**What is required**
Exactly how many lines have the word "colors"? Answer with the bare number.

**Data extract**
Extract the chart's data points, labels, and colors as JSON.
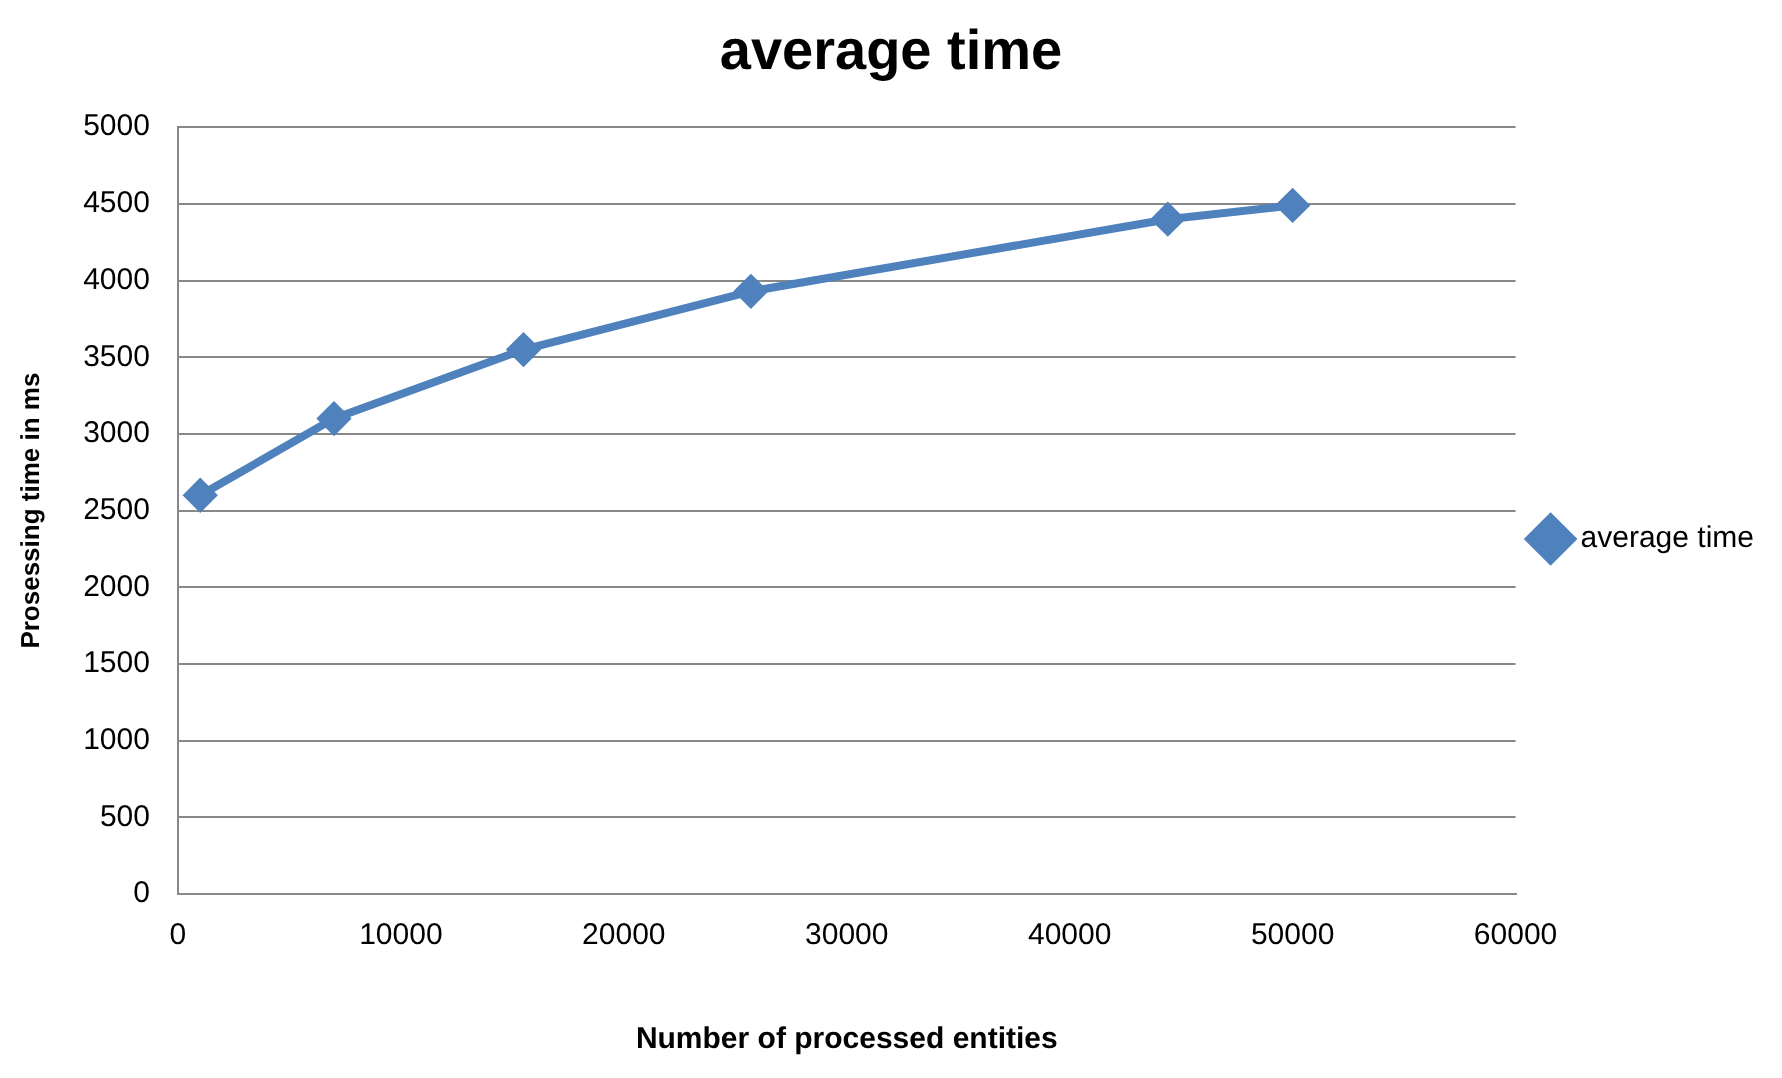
{
  "chart_data": {
    "type": "line",
    "title": "average time",
    "xlabel": "Number of processed entities",
    "ylabel": "Prosessing time in ms",
    "x": [
      1000,
      7000,
      15500,
      25700,
      44400,
      50000
    ],
    "series": [
      {
        "name": "average time",
        "color": "#4f81bd",
        "values": [
          2600,
          3100,
          3550,
          3930,
          4400,
          4490
        ]
      }
    ],
    "xlim": [
      0,
      60000
    ],
    "xticks": [
      0,
      10000,
      20000,
      30000,
      40000,
      50000,
      60000
    ],
    "ylim": [
      0,
      5000
    ],
    "yticks": [
      0,
      500,
      1000,
      1500,
      2000,
      2500,
      3000,
      3500,
      4000,
      4500,
      5000
    ],
    "grid": "y",
    "legend": "right",
    "marker": "diamond",
    "line_style": "solid"
  }
}
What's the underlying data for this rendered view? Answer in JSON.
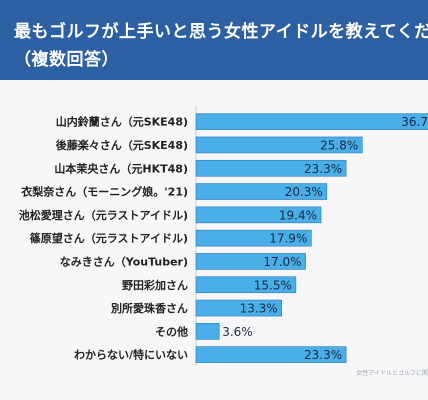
{
  "header": {
    "title_line1": "最もゴルフが上手いと思う女性アイドルを教えてくださ",
    "title_line2": "（複数回答）"
  },
  "source_text": "女性アイドルとゴルフに関",
  "colors": {
    "banner": "#2d5fa3",
    "bar": "#4aaee8",
    "bar_edge": "#2a78b8",
    "background": "#f7f7f9"
  },
  "chart_data": {
    "type": "bar",
    "orientation": "horizontal",
    "categories": [
      "山内鈴蘭さん（元SKE48)",
      "後藤楽々さん（元SKE48)",
      "山本茉央さん（元HKT48)",
      "衣梨奈さん（モーニング娘。'21)",
      "池松愛理さん（元ラストアイドル)",
      "篠原望さん（元ラストアイドル)",
      "なみきさん（YouTuber)",
      "野田彩加さん",
      "別所愛珠香さん",
      "その他",
      "わからない/特にいない"
    ],
    "values": [
      36.7,
      25.8,
      23.3,
      20.3,
      19.4,
      17.9,
      17.0,
      15.5,
      13.3,
      3.6,
      23.3
    ],
    "value_labels": [
      "36.7",
      "25.8%",
      "23.3%",
      "20.3%",
      "19.4%",
      "17.9%",
      "17.0%",
      "15.5%",
      "13.3%",
      "3.6%",
      "23.3%"
    ],
    "xlim": [
      0,
      36
    ],
    "grid": false,
    "legend": "none"
  }
}
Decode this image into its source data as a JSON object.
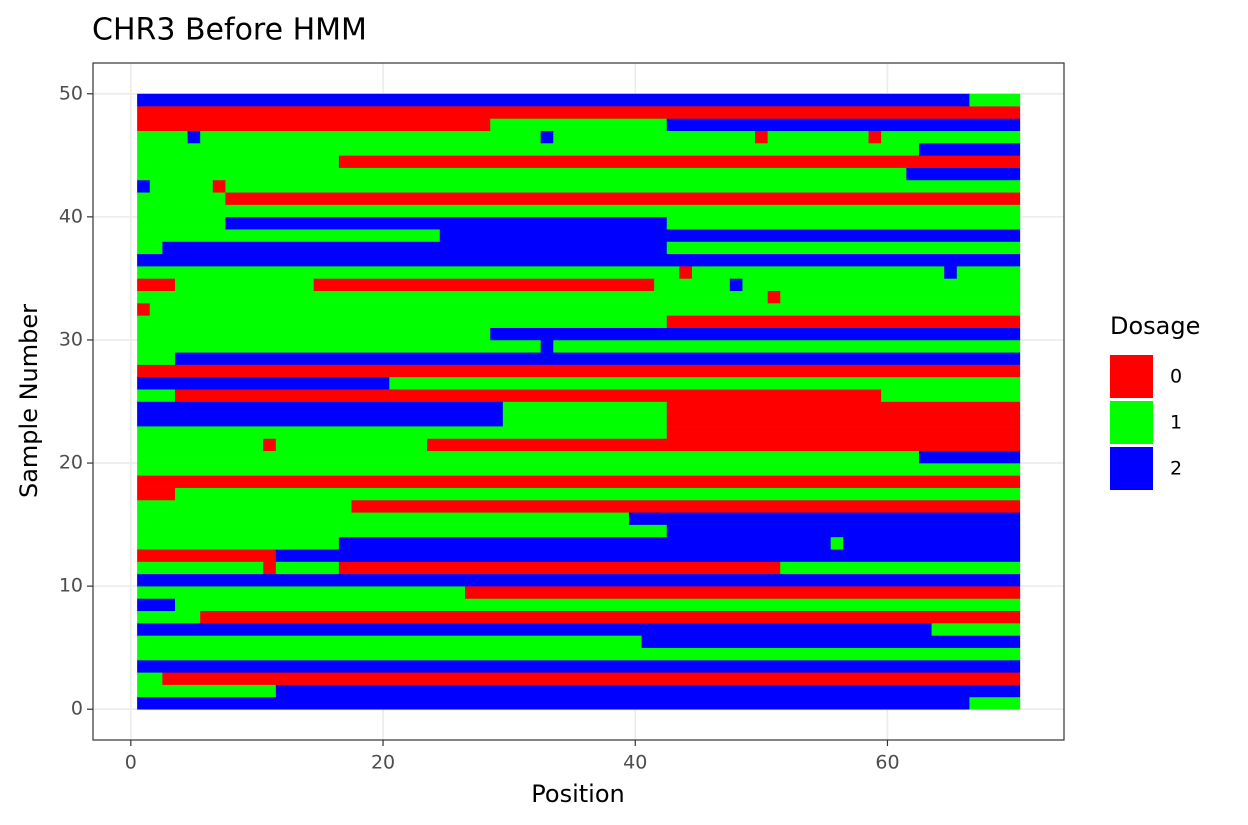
{
  "chart_data": {
    "type": "heatmap",
    "title": "CHR3 Before HMM",
    "x_label": "Position",
    "y_label": "Sample Number",
    "xlim": [
      -3,
      74
    ],
    "ylim": [
      -2.5,
      52.5
    ],
    "xticks": [
      0,
      20,
      40,
      60
    ],
    "yticks": [
      0,
      10,
      20,
      30,
      40,
      50
    ],
    "grid": true,
    "legend": {
      "title": "Dosage",
      "levels": [
        0,
        1,
        2
      ],
      "colors": [
        "#ff0000",
        "#00ff00",
        "#0000ff"
      ],
      "position": "right"
    },
    "rows": [
      [
        [
          1,
          66,
          2
        ],
        [
          67,
          70,
          1
        ]
      ],
      [
        [
          1,
          11,
          1
        ],
        [
          12,
          70,
          2
        ]
      ],
      [
        [
          1,
          2,
          1
        ],
        [
          3,
          70,
          0
        ]
      ],
      [
        [
          1,
          70,
          2
        ]
      ],
      [
        [
          1,
          70,
          1
        ]
      ],
      [
        [
          1,
          40,
          1
        ],
        [
          41,
          70,
          2
        ]
      ],
      [
        [
          1,
          63,
          2
        ],
        [
          64,
          70,
          1
        ]
      ],
      [
        [
          1,
          5,
          1
        ],
        [
          6,
          70,
          0
        ]
      ],
      [
        [
          1,
          3,
          2
        ],
        [
          4,
          70,
          1
        ]
      ],
      [
        [
          1,
          26,
          1
        ],
        [
          27,
          70,
          0
        ]
      ],
      [
        [
          1,
          70,
          2
        ]
      ],
      [
        [
          1,
          10,
          1
        ],
        [
          11,
          11,
          0
        ],
        [
          12,
          16,
          1
        ],
        [
          17,
          51,
          0
        ],
        [
          52,
          70,
          1
        ]
      ],
      [
        [
          1,
          11,
          0
        ],
        [
          12,
          70,
          2
        ]
      ],
      [
        [
          1,
          16,
          1
        ],
        [
          17,
          55,
          2
        ],
        [
          56,
          56,
          1
        ],
        [
          57,
          70,
          2
        ]
      ],
      [
        [
          1,
          42,
          1
        ],
        [
          43,
          70,
          2
        ]
      ],
      [
        [
          1,
          39,
          1
        ],
        [
          40,
          70,
          2
        ]
      ],
      [
        [
          1,
          17,
          1
        ],
        [
          18,
          70,
          0
        ]
      ],
      [
        [
          1,
          3,
          0
        ],
        [
          4,
          70,
          1
        ]
      ],
      [
        [
          1,
          70,
          0
        ]
      ],
      [
        [
          1,
          70,
          1
        ]
      ],
      [
        [
          1,
          62,
          1
        ],
        [
          63,
          70,
          2
        ]
      ],
      [
        [
          1,
          10,
          1
        ],
        [
          11,
          11,
          0
        ],
        [
          12,
          23,
          1
        ],
        [
          24,
          70,
          0
        ]
      ],
      [
        [
          1,
          42,
          1
        ],
        [
          43,
          70,
          0
        ]
      ],
      [
        [
          1,
          29,
          2
        ],
        [
          30,
          42,
          1
        ],
        [
          43,
          70,
          0
        ]
      ],
      [
        [
          1,
          29,
          2
        ],
        [
          30,
          42,
          1
        ],
        [
          43,
          70,
          0
        ]
      ],
      [
        [
          1,
          3,
          1
        ],
        [
          4,
          59,
          0
        ],
        [
          60,
          70,
          1
        ]
      ],
      [
        [
          1,
          20,
          2
        ],
        [
          21,
          70,
          1
        ]
      ],
      [
        [
          1,
          70,
          0
        ]
      ],
      [
        [
          1,
          3,
          1
        ],
        [
          4,
          70,
          2
        ]
      ],
      [
        [
          1,
          32,
          1
        ],
        [
          33,
          33,
          2
        ],
        [
          34,
          70,
          1
        ]
      ],
      [
        [
          1,
          28,
          1
        ],
        [
          29,
          70,
          2
        ]
      ],
      [
        [
          1,
          42,
          1
        ],
        [
          43,
          70,
          0
        ]
      ],
      [
        [
          1,
          1,
          0
        ],
        [
          2,
          70,
          1
        ]
      ],
      [
        [
          1,
          50,
          1
        ],
        [
          51,
          51,
          0
        ],
        [
          52,
          70,
          1
        ]
      ],
      [
        [
          1,
          3,
          0
        ],
        [
          4,
          14,
          1
        ],
        [
          15,
          41,
          0
        ],
        [
          42,
          47,
          1
        ],
        [
          48,
          48,
          2
        ],
        [
          49,
          70,
          1
        ]
      ],
      [
        [
          1,
          43,
          1
        ],
        [
          44,
          44,
          0
        ],
        [
          45,
          64,
          1
        ],
        [
          65,
          65,
          2
        ],
        [
          66,
          70,
          1
        ]
      ],
      [
        [
          1,
          70,
          2
        ]
      ],
      [
        [
          1,
          2,
          1
        ],
        [
          3,
          42,
          2
        ],
        [
          43,
          70,
          1
        ]
      ],
      [
        [
          1,
          24,
          1
        ],
        [
          25,
          70,
          2
        ]
      ],
      [
        [
          1,
          7,
          1
        ],
        [
          8,
          42,
          2
        ],
        [
          43,
          70,
          1
        ]
      ],
      [
        [
          1,
          70,
          1
        ]
      ],
      [
        [
          1,
          7,
          1
        ],
        [
          8,
          70,
          0
        ]
      ],
      [
        [
          1,
          1,
          2
        ],
        [
          2,
          6,
          1
        ],
        [
          7,
          7,
          0
        ],
        [
          8,
          70,
          1
        ]
      ],
      [
        [
          1,
          61,
          1
        ],
        [
          62,
          70,
          2
        ]
      ],
      [
        [
          1,
          16,
          1
        ],
        [
          17,
          70,
          0
        ]
      ],
      [
        [
          1,
          62,
          1
        ],
        [
          63,
          70,
          2
        ]
      ],
      [
        [
          1,
          4,
          1
        ],
        [
          5,
          5,
          2
        ],
        [
          6,
          32,
          1
        ],
        [
          33,
          33,
          2
        ],
        [
          34,
          49,
          1
        ],
        [
          50,
          50,
          0
        ],
        [
          51,
          58,
          1
        ],
        [
          59,
          59,
          0
        ],
        [
          60,
          70,
          1
        ]
      ],
      [
        [
          1,
          28,
          0
        ],
        [
          29,
          42,
          1
        ],
        [
          43,
          70,
          2
        ]
      ],
      [
        [
          1,
          70,
          0
        ]
      ],
      [
        [
          1,
          66,
          2
        ],
        [
          67,
          70,
          1
        ]
      ]
    ]
  }
}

**Right answer**
3